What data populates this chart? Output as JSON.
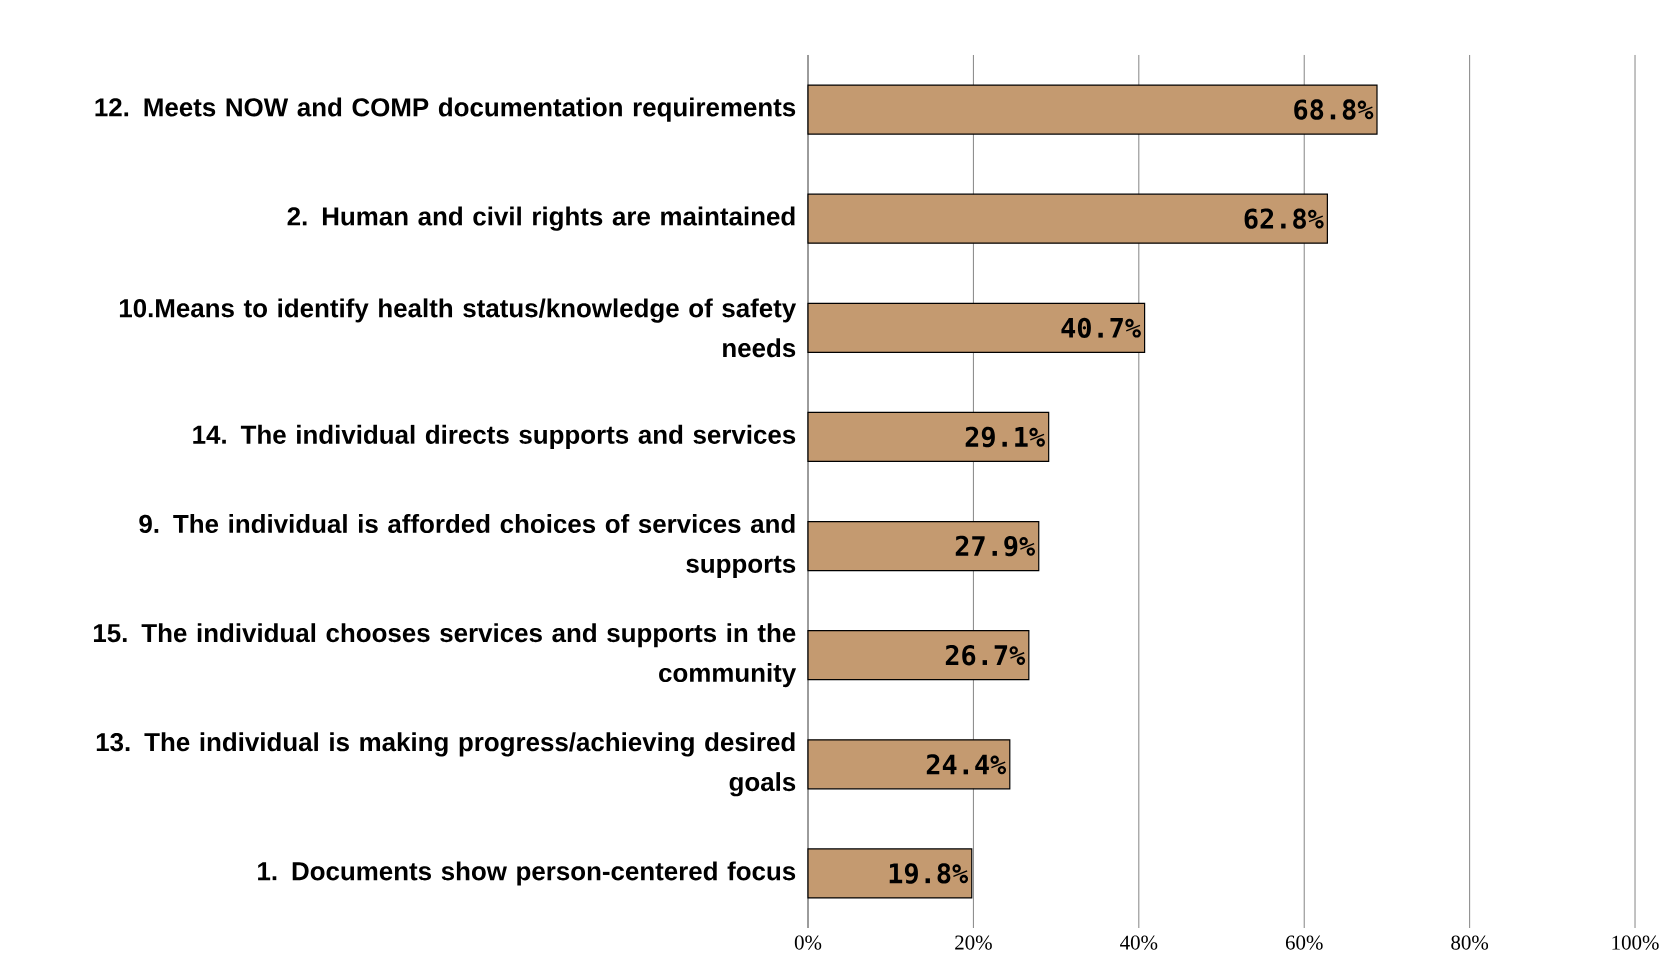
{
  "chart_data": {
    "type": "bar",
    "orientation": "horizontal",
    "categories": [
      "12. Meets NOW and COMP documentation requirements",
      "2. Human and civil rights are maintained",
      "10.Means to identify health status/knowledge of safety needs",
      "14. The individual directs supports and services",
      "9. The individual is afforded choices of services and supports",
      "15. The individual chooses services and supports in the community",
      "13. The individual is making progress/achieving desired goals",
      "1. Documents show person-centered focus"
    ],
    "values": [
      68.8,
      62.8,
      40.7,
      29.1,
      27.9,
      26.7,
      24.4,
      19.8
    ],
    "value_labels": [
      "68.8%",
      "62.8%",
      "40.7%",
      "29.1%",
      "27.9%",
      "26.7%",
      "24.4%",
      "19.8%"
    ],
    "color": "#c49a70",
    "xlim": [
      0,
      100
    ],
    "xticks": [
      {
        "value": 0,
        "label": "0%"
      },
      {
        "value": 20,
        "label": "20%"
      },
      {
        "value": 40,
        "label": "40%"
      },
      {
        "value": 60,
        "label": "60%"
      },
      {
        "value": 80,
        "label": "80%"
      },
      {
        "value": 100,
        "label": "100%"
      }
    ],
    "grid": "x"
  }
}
* * * * *
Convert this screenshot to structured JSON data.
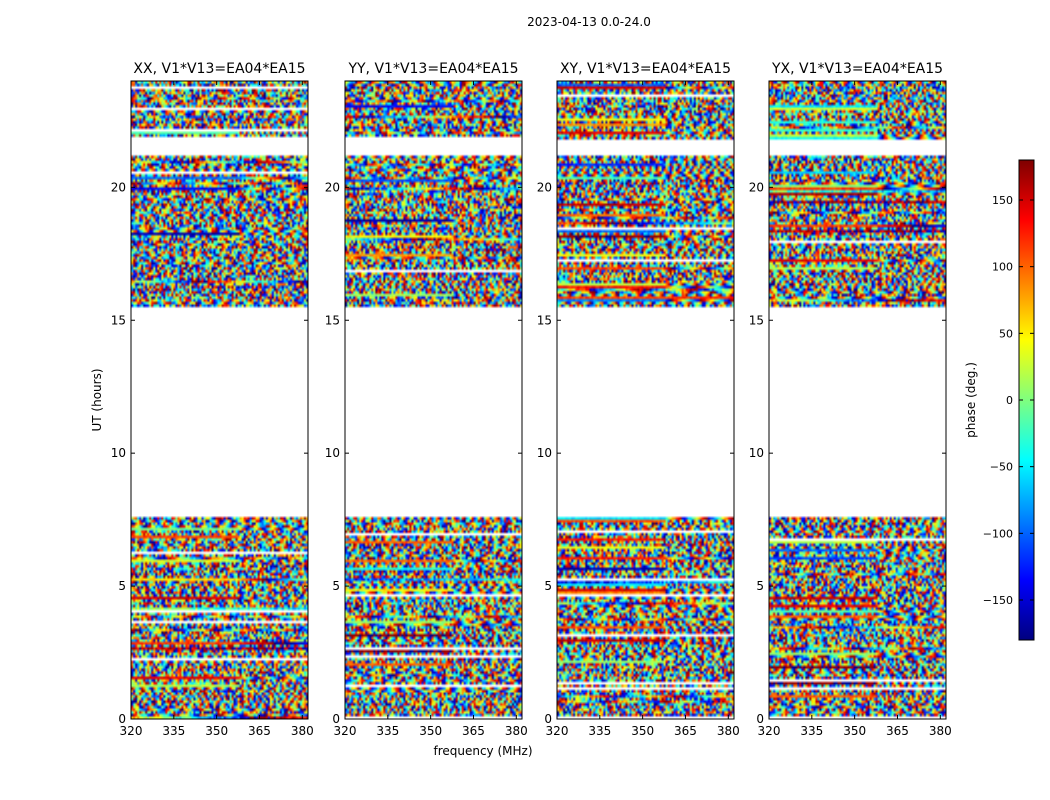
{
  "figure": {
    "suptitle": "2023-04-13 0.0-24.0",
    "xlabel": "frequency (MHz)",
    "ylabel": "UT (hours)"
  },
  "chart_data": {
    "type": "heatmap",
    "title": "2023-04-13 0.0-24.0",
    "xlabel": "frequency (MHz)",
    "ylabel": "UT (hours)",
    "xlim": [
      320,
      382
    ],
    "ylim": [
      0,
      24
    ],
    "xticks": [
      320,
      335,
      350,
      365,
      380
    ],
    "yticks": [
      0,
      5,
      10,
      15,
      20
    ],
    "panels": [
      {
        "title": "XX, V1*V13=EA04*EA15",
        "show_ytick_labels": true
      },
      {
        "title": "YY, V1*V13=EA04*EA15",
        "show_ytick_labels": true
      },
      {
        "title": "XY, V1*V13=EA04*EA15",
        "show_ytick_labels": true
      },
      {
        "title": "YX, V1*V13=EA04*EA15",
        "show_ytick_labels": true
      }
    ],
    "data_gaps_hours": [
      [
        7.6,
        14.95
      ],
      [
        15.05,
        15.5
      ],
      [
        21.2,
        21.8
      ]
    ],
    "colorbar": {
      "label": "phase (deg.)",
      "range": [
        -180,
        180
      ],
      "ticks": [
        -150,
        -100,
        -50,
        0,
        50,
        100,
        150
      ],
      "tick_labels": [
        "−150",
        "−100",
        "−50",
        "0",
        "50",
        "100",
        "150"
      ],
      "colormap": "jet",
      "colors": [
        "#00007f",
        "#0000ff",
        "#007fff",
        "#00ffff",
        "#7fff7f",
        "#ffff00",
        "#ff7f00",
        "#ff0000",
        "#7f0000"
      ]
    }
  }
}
* * * * *
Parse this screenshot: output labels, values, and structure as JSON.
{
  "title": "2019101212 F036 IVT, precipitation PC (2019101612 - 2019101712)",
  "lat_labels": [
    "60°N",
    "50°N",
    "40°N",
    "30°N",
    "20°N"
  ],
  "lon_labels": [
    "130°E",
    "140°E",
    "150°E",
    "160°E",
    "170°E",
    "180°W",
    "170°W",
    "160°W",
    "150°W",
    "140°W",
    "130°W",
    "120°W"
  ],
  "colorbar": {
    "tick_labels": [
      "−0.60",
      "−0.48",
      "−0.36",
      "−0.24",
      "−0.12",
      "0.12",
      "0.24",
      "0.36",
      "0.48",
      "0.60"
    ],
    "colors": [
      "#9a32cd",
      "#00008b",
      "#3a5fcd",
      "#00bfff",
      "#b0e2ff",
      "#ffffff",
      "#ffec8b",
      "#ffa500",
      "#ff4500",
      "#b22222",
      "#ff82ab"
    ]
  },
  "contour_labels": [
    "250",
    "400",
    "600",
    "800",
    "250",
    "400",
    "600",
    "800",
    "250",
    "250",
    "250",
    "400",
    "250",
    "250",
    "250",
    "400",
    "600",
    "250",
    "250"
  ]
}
* * * * *
**Prompt**. Count how many lines above contain the word "values". Reply with the number alone.

**Response to the task**. 2